• DATA FOR THIS EXERCISE:
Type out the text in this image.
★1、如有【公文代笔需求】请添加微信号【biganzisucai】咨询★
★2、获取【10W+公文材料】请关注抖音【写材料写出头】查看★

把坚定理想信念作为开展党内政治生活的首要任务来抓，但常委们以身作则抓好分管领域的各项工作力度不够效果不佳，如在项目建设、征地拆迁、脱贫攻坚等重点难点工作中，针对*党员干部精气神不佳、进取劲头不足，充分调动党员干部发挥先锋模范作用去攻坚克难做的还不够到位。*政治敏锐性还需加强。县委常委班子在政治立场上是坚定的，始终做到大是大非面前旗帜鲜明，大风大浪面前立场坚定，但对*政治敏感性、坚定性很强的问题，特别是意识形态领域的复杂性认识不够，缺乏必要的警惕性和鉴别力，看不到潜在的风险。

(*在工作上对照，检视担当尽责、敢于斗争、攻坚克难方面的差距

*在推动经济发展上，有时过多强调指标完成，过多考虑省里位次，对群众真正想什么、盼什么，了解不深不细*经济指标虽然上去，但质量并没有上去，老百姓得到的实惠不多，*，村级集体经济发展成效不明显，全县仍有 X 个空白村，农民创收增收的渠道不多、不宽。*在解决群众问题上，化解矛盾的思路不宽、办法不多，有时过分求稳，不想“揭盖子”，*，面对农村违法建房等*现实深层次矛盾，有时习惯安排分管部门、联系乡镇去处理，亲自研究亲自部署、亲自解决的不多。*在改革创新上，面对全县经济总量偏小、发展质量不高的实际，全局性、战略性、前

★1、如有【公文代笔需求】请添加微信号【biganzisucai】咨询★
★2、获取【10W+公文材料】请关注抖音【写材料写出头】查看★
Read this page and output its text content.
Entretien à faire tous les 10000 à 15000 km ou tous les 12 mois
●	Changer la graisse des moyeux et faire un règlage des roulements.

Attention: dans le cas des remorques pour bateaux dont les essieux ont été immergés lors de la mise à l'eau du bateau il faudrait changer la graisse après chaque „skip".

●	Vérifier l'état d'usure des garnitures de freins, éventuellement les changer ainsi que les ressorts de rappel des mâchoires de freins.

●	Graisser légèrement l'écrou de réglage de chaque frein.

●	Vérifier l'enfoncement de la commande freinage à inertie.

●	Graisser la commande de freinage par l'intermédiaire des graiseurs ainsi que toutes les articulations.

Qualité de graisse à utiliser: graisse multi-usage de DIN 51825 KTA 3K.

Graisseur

• INSTRUCTION: Collect every line above that contains the word "freinage".

• TASK SOLUTION:
●	Vérifier l'enfoncement de la commande freinage à inertie.
●	Graisser la commande de freinage par l'intermédiaire des graiseurs ainsi que toutes les articulations.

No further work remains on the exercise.